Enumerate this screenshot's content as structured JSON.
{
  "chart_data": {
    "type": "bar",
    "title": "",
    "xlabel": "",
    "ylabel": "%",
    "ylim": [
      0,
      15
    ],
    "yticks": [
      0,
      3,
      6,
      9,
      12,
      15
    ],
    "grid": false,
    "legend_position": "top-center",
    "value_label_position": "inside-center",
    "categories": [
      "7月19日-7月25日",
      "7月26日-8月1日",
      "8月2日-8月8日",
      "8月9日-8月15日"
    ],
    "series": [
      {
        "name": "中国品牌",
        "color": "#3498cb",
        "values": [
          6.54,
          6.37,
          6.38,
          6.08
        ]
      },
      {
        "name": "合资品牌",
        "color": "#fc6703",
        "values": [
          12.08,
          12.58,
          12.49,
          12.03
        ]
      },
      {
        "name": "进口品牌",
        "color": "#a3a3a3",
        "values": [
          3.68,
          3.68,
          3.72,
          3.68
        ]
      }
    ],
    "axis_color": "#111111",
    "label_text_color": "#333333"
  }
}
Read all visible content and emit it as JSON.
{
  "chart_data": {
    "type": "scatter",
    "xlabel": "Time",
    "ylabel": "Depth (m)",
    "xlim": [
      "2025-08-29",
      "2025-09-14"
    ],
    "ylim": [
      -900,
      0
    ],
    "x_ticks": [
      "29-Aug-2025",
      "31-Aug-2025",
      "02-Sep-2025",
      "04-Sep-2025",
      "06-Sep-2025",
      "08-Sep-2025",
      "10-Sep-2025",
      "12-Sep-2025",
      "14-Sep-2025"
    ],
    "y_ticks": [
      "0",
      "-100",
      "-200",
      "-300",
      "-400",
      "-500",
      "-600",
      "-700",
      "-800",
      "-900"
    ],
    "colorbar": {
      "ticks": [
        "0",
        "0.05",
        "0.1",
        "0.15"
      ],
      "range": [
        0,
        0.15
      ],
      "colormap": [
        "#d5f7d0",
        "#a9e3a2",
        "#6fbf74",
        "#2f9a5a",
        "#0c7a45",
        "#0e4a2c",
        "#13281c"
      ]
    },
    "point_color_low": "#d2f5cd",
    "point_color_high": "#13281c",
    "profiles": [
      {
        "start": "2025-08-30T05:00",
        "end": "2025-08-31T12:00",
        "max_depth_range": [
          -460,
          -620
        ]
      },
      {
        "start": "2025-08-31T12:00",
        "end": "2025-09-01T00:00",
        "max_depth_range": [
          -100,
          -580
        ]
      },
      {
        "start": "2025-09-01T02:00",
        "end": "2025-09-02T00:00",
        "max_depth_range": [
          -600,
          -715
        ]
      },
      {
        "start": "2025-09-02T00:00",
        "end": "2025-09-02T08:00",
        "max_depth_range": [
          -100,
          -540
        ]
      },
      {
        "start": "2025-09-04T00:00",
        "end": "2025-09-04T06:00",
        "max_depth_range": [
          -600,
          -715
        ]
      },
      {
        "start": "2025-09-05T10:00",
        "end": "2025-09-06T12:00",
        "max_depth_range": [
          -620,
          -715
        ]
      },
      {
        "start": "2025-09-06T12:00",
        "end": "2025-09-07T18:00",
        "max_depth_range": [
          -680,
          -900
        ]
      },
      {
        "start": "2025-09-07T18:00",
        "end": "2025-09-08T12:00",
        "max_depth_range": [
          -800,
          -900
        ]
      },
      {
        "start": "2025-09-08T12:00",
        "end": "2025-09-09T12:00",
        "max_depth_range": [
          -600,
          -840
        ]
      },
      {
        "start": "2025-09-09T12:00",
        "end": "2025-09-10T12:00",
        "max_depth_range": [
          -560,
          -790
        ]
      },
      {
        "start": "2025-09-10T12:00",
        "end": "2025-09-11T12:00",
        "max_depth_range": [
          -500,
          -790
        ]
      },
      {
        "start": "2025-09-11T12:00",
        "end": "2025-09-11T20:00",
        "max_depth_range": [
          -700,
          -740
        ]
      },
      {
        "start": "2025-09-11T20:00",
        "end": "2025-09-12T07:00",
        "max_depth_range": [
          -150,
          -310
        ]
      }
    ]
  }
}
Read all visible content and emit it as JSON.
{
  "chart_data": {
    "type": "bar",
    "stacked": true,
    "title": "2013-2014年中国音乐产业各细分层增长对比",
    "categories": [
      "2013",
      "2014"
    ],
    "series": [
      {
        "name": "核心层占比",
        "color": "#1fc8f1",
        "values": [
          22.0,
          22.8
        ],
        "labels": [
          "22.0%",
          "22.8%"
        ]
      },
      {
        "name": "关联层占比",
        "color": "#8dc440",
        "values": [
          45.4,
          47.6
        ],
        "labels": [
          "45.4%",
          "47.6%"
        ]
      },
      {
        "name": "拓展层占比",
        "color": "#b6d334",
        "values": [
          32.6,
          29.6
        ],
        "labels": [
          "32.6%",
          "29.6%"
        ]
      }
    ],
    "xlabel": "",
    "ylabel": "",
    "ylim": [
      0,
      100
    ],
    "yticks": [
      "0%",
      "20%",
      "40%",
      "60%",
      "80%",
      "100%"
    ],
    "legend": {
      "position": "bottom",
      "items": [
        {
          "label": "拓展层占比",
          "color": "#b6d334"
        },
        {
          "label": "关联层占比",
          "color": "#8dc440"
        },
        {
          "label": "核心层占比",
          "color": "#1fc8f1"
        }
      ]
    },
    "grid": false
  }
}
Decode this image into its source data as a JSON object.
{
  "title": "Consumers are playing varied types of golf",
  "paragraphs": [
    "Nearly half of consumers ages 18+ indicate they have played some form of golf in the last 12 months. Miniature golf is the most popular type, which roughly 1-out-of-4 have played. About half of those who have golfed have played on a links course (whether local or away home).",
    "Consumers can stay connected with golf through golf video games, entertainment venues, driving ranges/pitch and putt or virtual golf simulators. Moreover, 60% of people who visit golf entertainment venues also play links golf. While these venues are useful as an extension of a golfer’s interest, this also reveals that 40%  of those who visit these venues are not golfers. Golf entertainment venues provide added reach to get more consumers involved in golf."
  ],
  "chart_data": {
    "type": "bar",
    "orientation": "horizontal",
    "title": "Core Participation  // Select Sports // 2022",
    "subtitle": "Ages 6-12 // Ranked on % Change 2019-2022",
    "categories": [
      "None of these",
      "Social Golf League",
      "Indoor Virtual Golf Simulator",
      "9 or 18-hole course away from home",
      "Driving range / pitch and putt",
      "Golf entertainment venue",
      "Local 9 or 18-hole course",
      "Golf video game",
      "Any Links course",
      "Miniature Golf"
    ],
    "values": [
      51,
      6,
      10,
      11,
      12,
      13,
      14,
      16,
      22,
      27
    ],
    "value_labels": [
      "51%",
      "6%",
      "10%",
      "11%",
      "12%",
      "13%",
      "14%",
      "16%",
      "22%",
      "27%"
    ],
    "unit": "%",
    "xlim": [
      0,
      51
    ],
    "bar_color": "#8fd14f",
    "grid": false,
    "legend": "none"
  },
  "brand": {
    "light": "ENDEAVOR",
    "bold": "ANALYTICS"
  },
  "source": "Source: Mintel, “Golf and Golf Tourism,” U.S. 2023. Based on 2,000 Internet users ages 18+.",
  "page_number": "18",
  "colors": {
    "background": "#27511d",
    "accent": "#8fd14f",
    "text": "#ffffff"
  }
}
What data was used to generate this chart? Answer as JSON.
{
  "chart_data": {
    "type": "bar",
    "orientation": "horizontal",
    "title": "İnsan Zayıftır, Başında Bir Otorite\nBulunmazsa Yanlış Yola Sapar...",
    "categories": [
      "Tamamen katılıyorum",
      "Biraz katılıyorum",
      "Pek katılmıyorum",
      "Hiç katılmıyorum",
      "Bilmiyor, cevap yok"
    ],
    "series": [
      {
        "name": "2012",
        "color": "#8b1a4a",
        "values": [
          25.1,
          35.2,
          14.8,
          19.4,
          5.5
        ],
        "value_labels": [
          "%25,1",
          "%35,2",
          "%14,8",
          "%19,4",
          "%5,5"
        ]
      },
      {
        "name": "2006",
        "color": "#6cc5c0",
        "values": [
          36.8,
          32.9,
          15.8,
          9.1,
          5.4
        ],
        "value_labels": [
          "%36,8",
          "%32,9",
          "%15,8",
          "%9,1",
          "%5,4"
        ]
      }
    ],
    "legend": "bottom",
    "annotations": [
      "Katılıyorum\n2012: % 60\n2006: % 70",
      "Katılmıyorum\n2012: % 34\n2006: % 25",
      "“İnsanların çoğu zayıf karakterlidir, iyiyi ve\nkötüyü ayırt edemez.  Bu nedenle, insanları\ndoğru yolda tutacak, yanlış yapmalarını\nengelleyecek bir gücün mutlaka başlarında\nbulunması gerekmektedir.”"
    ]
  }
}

***

-- YOUR GOAL --
Filter out all lines lacking the word "video" and copy the rest.

-- THE SOLUTION --
    "Consumers can stay connected with golf through golf video games, entertainment venues, driving ranges/pitch and putt or virtual golf simulators. Moreover, 60% of people who visit golf entertainment venues also play links golf. While these venues are useful as an extension of a golfer’s interest, this also reveals that 40%  of those who visit these venues are not golfers. Golf entertainment venues provide added reach to get more consumers involved in golf."
      "Golf video game",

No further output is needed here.